* [What the exercise asks] Reproduce the listing below word for word, with no pictures.

[Data listing]
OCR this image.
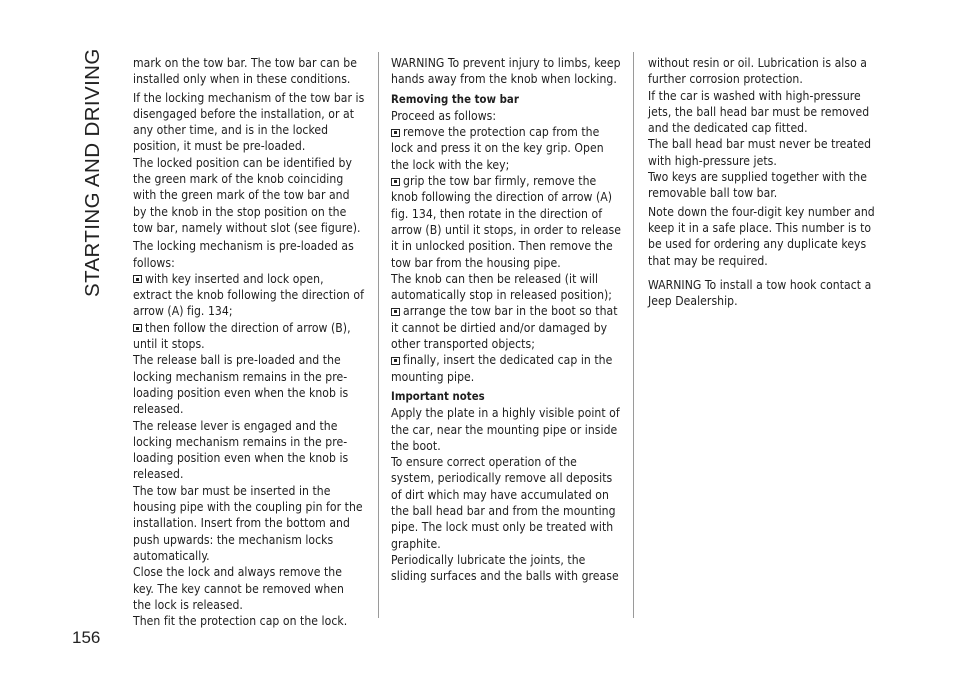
STARTING AND DRIVING mark on the tow bar. The tow bar can be installed only when in these conditions.

If the locking mechanism of the tow bar is disengaged before the installation, or at any other time, and is in the locked position, it must be pre-loaded.

The locked position can be identified by the green mark of the knob coinciding with the green mark of the tow bar and by the knob in the stop position on the tow bar, namely without slot (see figure).

The locking mechanism is pre-loaded as follows:

with key inserted and lock open, extract the knob following the direction of arrow (A) fig. 134;

then follow the direction of arrow (B), until it stops.

The release ball is pre-loaded and the locking mechanism remains in the pre-loading position even when the knob is released.

The release lever is engaged and the locking mechanism remains in the pre-loading position even when the knob is released.

The tow bar must be inserted in the housing pipe with the coupling pin for the installation. Insert from the bottom and push upwards: the mechanism locks automatically.

Close the lock and always remove the key. The key cannot be removed when the lock is released.

Then fit the protection cap on the lock.

WARNING To prevent injury to limbs, keep hands away from the knob when locking.

Removing the tow bar

Proceed as follows:

remove the protection cap from the lock and press it on the key grip. Open the lock with the key;

grip the tow bar firmly, remove the knob following the direction of arrow (A) fig. 134, then rotate in the direction of arrow (B) until it stops, in order to release it in unlocked position. Then remove the tow bar from the housing pipe.

The knob can then be released (it will automatically stop in released position);

arrange the tow bar in the boot so that it cannot be dirtied and/or damaged by other transported objects;

finally, insert the dedicated cap in the mounting pipe.

Important notes

Apply the plate in a highly visible point of the car, near the mounting pipe or inside the boot.

To ensure correct operation of the system, periodically remove all deposits of dirt which may have accumulated on the ball head bar and from the mounting pipe. The lock must only be treated with graphite.

Periodically lubricate the joints, the sliding surfaces and the balls with grease

without resin or oil. Lubrication is also a further corrosion protection.

If the car is washed with high-pressure jets, the ball head bar must be removed and the dedicated cap fitted.

The ball head bar must never be treated with high-pressure jets.

Two keys are supplied together with the removable ball tow bar.

Note down the four-digit key number and keep it in a safe place. This number is to be used for ordering any duplicate keys that may be required.

WARNING To install a tow hook contact a Jeep Dealership.

156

* [Response to the task]
OCR this image.
STARTING AND DRIVING mark on the tow bar. The tow bar can be installed only when in these conditions.

If the locking mechanism of the tow bar is disengaged before the installation, or at any other time, and is in the locked position, it must be pre-loaded.

The locked position can be identified by the green mark of the knob coinciding with the green mark of the tow bar and by the knob in the stop position on the tow bar, namely without slot (see figure).

The locking mechanism is pre-loaded as follows:

with key inserted and lock open, extract the knob following the direction of arrow (A) fig. 134;

then follow the direction of arrow (B), until it stops.

The release ball is pre-loaded and the locking mechanism remains in the pre-loading position even when the knob is released.

The release lever is engaged and the locking mechanism remains in the pre-loading position even when the knob is released.

The tow bar must be inserted in the housing pipe with the coupling pin for the installation. Insert from the bottom and push upwards: the mechanism locks automatically.

Close the lock and always remove the key. The key cannot be removed when the lock is released.

Then fit the protection cap on the lock.

WARNING To prevent injury to limbs, keep hands away from the knob when locking.

Removing the tow bar

Proceed as follows:

remove the protection cap from the lock and press it on the key grip. Open the lock with the key;

grip the tow bar firmly, remove the knob following the direction of arrow (A) fig. 134, then rotate in the direction of arrow (B) until it stops, in order to release it in unlocked position. Then remove the tow bar from the housing pipe.

The knob can then be released (it will automatically stop in released position);

arrange the tow bar in the boot so that it cannot be dirtied and/or damaged by other transported objects;

finally, insert the dedicated cap in the mounting pipe.

Important notes

Apply the plate in a highly visible point of the car, near the mounting pipe or inside the boot.

To ensure correct operation of the system, periodically remove all deposits of dirt which may have accumulated on the ball head bar and from the mounting pipe. The lock must only be treated with graphite.

Periodically lubricate the joints, the sliding surfaces and the balls with grease

without resin or oil. Lubrication is also a further corrosion protection.

If the car is washed with high-pressure jets, the ball head bar must be removed and the dedicated cap fitted.

The ball head bar must never be treated with high-pressure jets.

Two keys are supplied together with the removable ball tow bar.

Note down the four-digit key number and keep it in a safe place. This number is to be used for ordering any duplicate keys that may be required.

WARNING To install a tow hook contact a Jeep Dealership.

156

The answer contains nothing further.